## REQUEST
Filter the records below and copy every line containing the word "依员工手册办理之".
▼
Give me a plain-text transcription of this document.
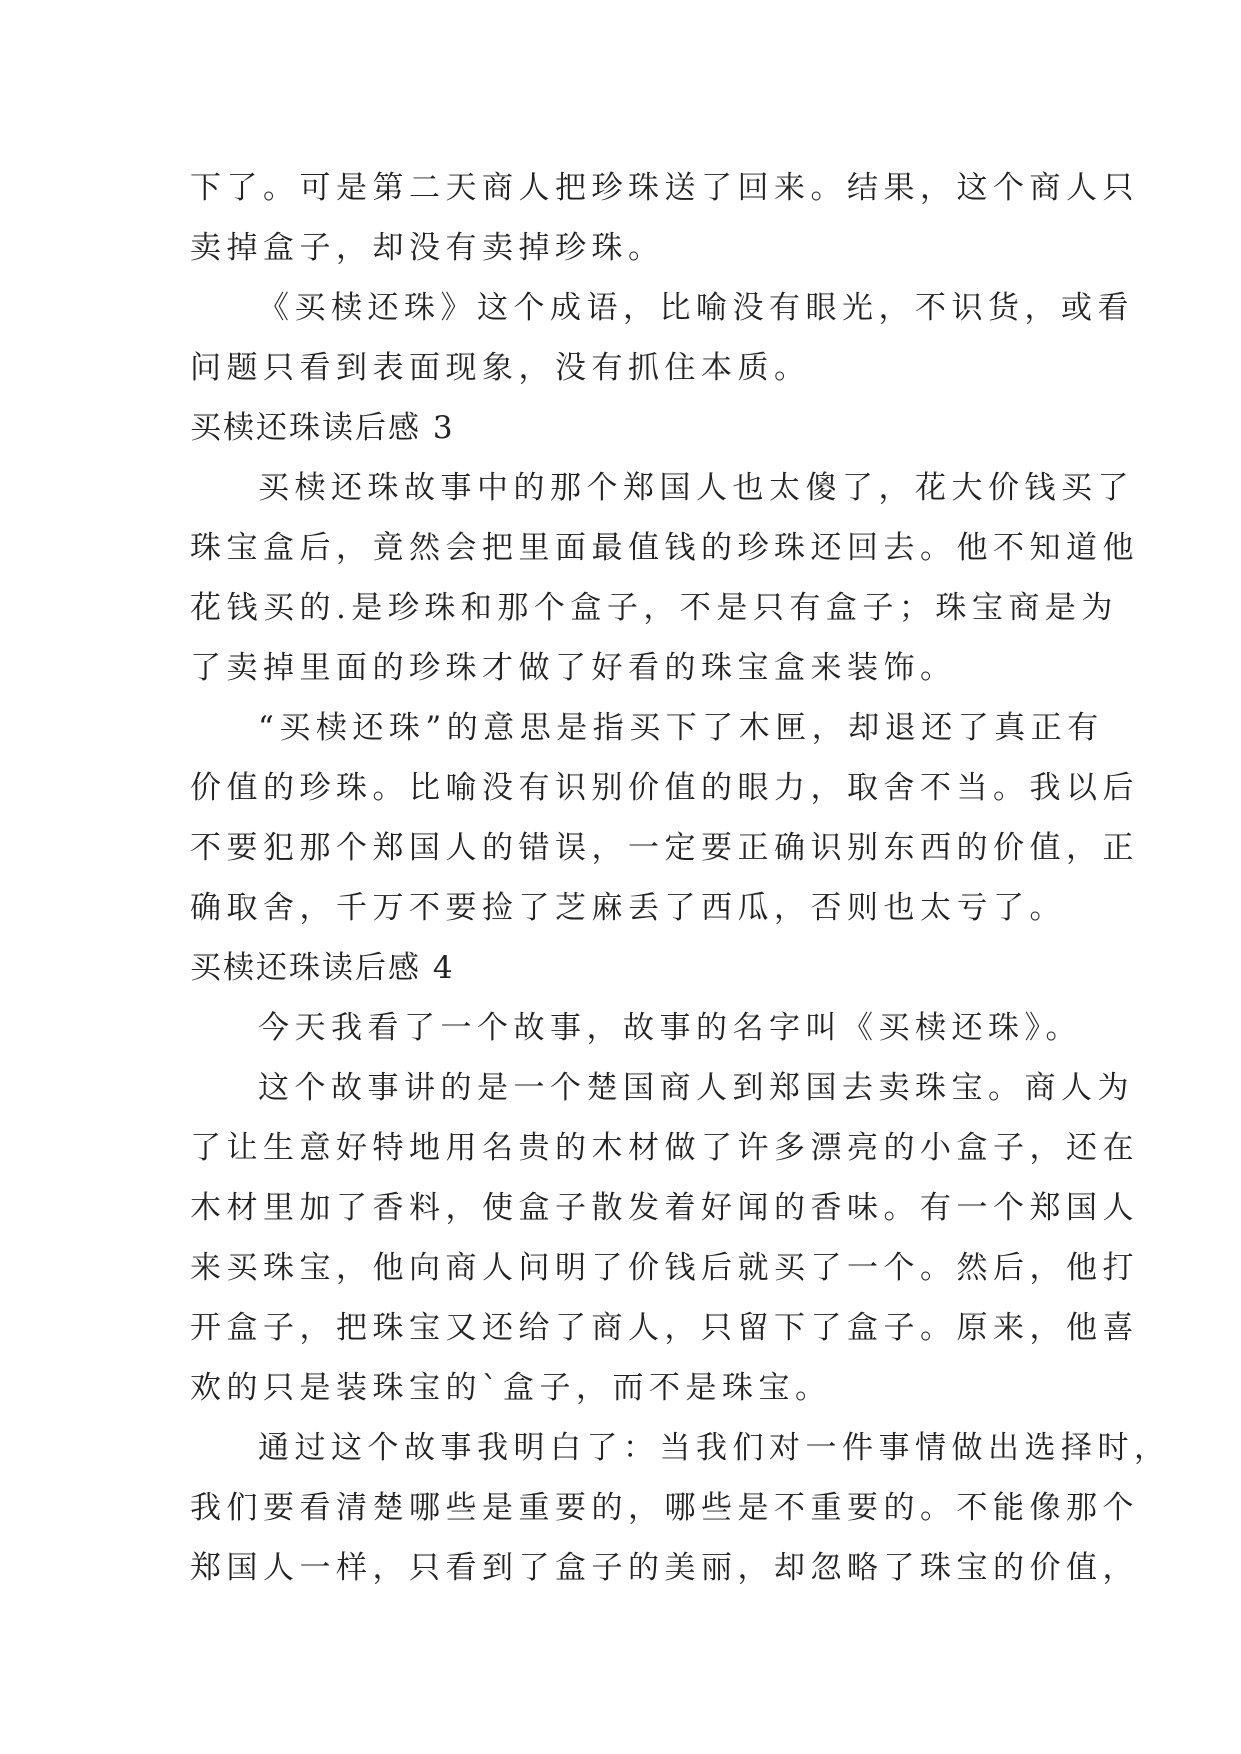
下了。可是第二天商人把珍珠送了回来。结果，这个商人只
卖掉盒子，却没有卖掉珍珠。
《买椟还珠》这个成语，比喻没有眼光，不识货，或看
问题只看到表面现象，没有抓住本质。
买椟还珠读后感 3
买椟还珠故事中的那个郑国人也太傻了，花大价钱买了
珠宝盒后，竟然会把里面最值钱的珍珠还回去。他不知道他
花钱买的.是珍珠和那个盒子，不是只有盒子；珠宝商是为
了卖掉里面的珍珠才做了好看的珠宝盒来装饰。
“买椟还珠”的意思是指买下了木匣，却退还了真正有
价值的珍珠。比喻没有识别价值的眼力，取舍不当。我以后
不要犯那个郑国人的错误，一定要正确识别东西的价值，正
确取舍，千万不要捡了芝麻丢了西瓜，否则也太亏了。
买椟还珠读后感 4
今天我看了一个故事，故事的名字叫《买椟还珠》。
这个故事讲的是一个楚国商人到郑国去卖珠宝。商人为
了让生意好特地用名贵的木材做了许多漂亮的小盒子，还在
木材里加了香料，使盒子散发着好闻的香味。有一个郑国人
来买珠宝，他向商人问明了价钱后就买了一个。然后，他打
开盒子，把珠宝又还给了商人，只留下了盒子。原来，他喜
欢的只是装珠宝的`盒子，而不是珠宝。
通过这个故事我明白了：当我们对一件事情做出选择时，
我们要看清楚哪些是重要的，哪些是不重要的。不能像那个
郑国人一样，只看到了盒子的美丽，却忽略了珠宝的价值，
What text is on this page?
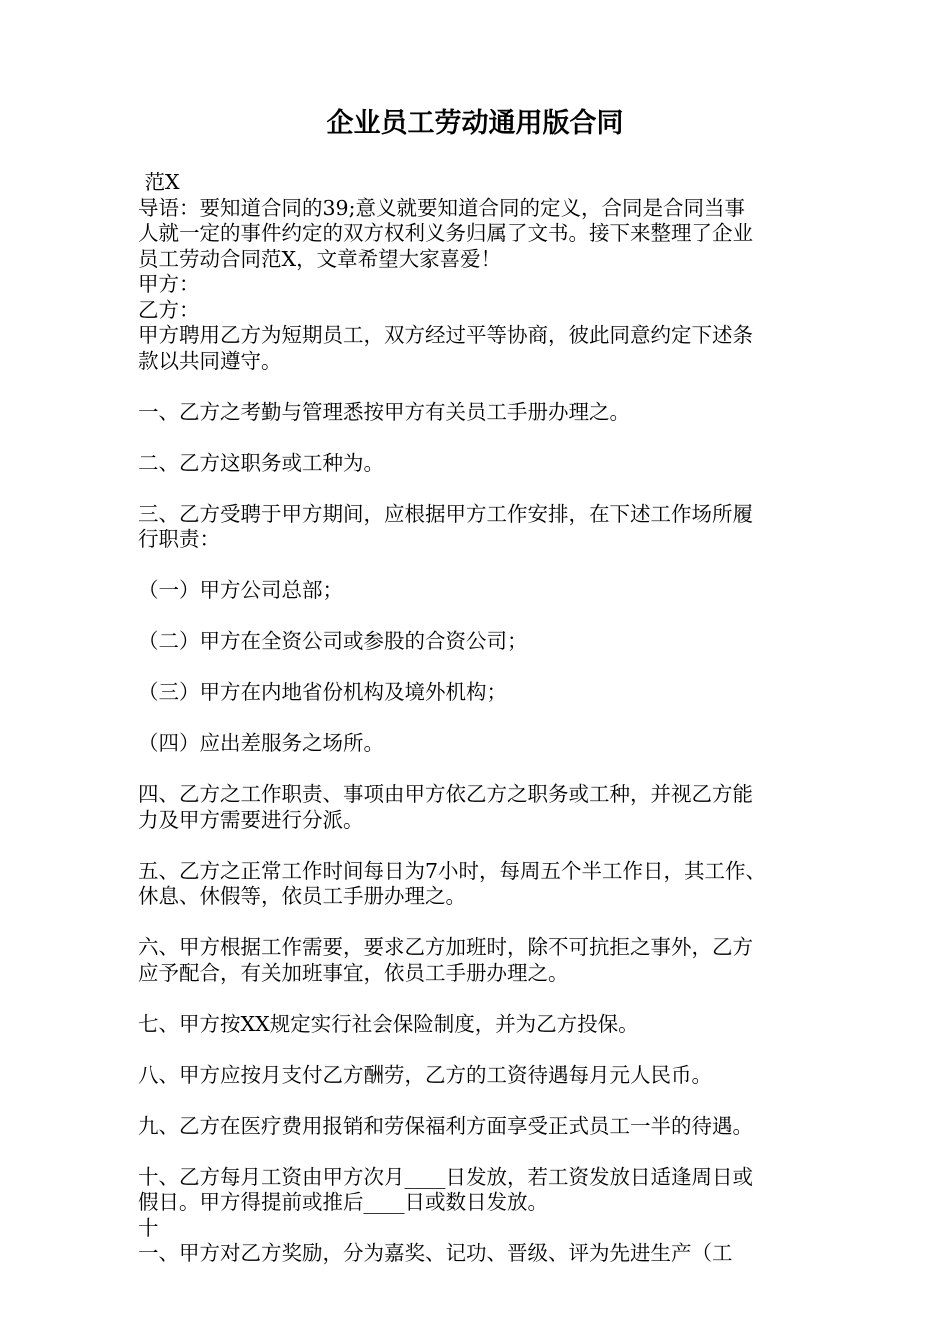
企业员工劳动通用版合同
范X
导语：要知道合同的39;意义就要知道合同的定义，合同是合同当事
人就一定的事件约定的双方权利义务归属了文书。接下来整理了企业
员工劳动合同范X，文章希望大家喜爱！
甲方：
乙方：
甲方聘用乙方为短期员工，双方经过平等协商，彼此同意约定下述条
款以共同遵守。
一、乙方之考勤与管理悉按甲方有关员工手册办理之。
二、乙方这职务或工种为。
三、乙方受聘于甲方期间，应根据甲方工作安排，在下述工作场所履
行职责：
（一）甲方公司总部；
（二）甲方在全资公司或参股的合资公司；
（三）甲方在内地省份机构及境外机构；
（四）应出差服务之场所。
四、乙方之工作职责、事项由甲方依乙方之职务或工种，并视乙方能
力及甲方需要进行分派。
五、乙方之正常工作时间每日为7小时，每周五个半工作日，其工作、
休息、休假等，依员工手册办理之。
六、甲方根据工作需要，要求乙方加班时，除不可抗拒之事外，乙方
应予配合，有关加班事宜，依员工手册办理之。
七、甲方按XX规定实行社会保险制度，并为乙方投保。
八、甲方应按月支付乙方酬劳，乙方的工资待遇每月元人民币。
九、乙方在医疗费用报销和劳保福利方面享受正式员工一半的待遇。
十、乙方每月工资由甲方次月____日发放，若工资发放日适逢周日或
假日。甲方得提前或推后____日或数日发放。
十
一、甲方对乙方奖励，分为嘉奖、记功、晋级、评为先进生产（工
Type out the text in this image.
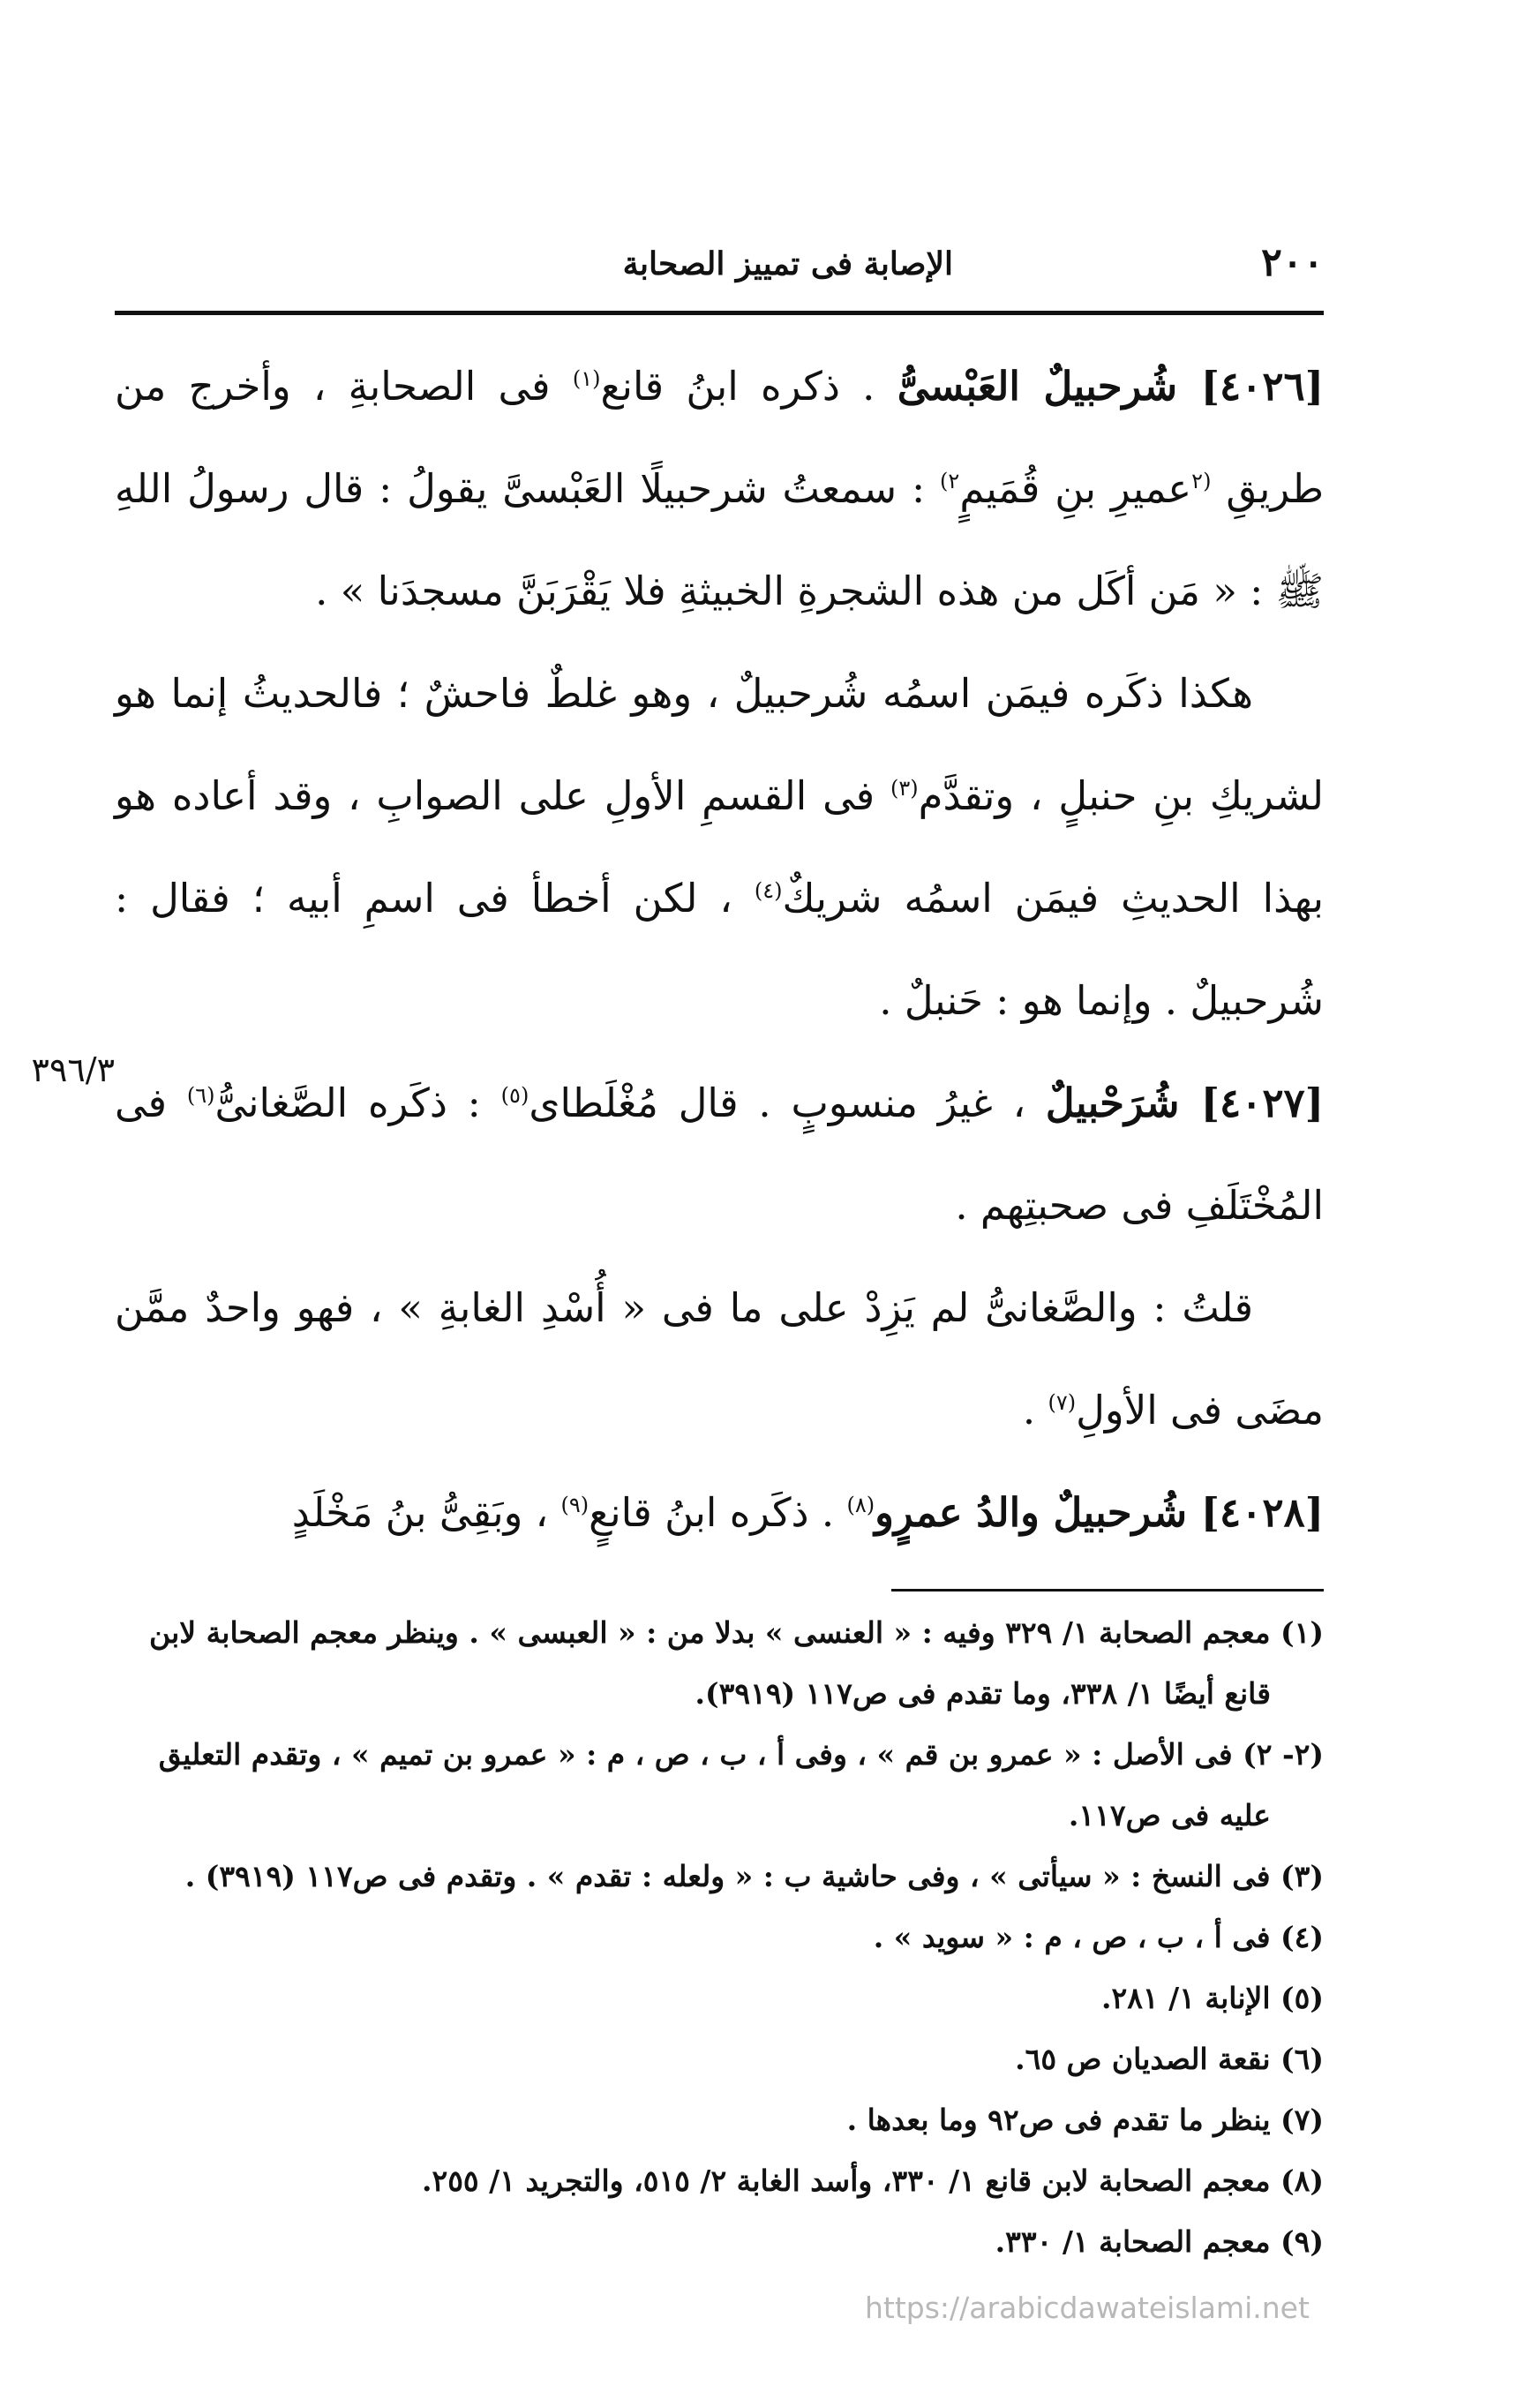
٢٠٠
الإصابة فى تمييز الصحابة
٣٩٦/٣

[٤٠٢٦] شُرحبيلٌ العَبْسىُّ . ذكره ابنُ قانع$^{(١)}$ فى الصحابةِ ، وأخرج من طريقِ $^{(٢}$عميرِ بنِ قُمَيمٍ$^{٢)}$ : سمعتُ شرحبيلًا العَبْسىَّ يقولُ : قال رسولُ اللهِ ﷺ : « مَن أكَل من هذه الشجرةِ الخبيثةِ فلا يَقْرَبَنَّ مسجدَنا » .

هكذا ذكَره فيمَن اسمُه شُرحبيلٌ ، وهو غلطٌ فاحشٌ ؛ فالحديثُ إنما هو لشريكِ بنِ حنبلٍ ، وتقدَّم$^{(٣)}$ فى القسمِ الأولِ على الصوابِ ، وقد أعاده هو بهذا الحديثِ فيمَن اسمُه شريكٌ$^{(٤)}$ ، لكن أخطأ فى اسمِ أبيه ؛ فقال : شُرحبيلٌ . وإنما هو : حَنبلٌ .

[٤٠٢٧] شُرَحْبيلٌ ، غيرُ منسوبٍ . قال مُغْلَطاى$^{(٥)}$ : ذكَره الصَّغانىُّ$^{(٦)}$ فى المُخْتَلَفِ فى صحبتِهم .

قلتُ : والصَّغانىُّ لم يَزِدْ على ما فى « أُسْدِ الغابةِ » ، فهو واحدٌ ممَّن مضَى فى الأولِ$^{(٧)}$ .

[٤٠٢٨] شُرحبيلٌ والدُ عمرٍو$^{(٨)}$ . ذكَره ابنُ قانعٍ$^{(٩)}$ ، وبَقِىُّ بنُ مَخْلَدٍ

(١) معجم الصحابة ١/ ٣٢٩ وفيه : « العنسى » بدلا من : « العبسى » . وينظر معجم الصحابة لابن
قانع أيضًا ١/ ٣٣٨، وما تقدم فى ص١١٧ (٣٩١٩).
(٢- ٢) فى الأصل : « عمرو بن قم » ، وفى أ ، ب ، ص ، م : « عمرو بن تميم » ، وتقدم التعليق
عليه فى ص١١٧.
(٣) فى النسخ : « سيأتى » ، وفى حاشية ب : « ولعله : تقدم » . وتقدم فى ص١١٧ (٣٩١٩) .
(٤) فى أ ، ب ، ص ، م : « سويد » .
(٥) الإنابة ١/ ٢٨١.
(٦) نقعة الصديان ص ٦٥.
(٧) ينظر ما تقدم فى ص٩٢ وما بعدها .
(٨) معجم الصحابة لابن قانع ١/ ٣٣٠، وأسد الغابة ٢/ ٥١٥، والتجريد ١/ ٢٥٥.
(٩) معجم الصحابة ١/ ٣٣٠.
https://arabicdawateislami.net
▲
## THE OUTPUT
休息、休假等，依员工手册办理之。
应予配合，有关加班事宜，依员工手册办理之。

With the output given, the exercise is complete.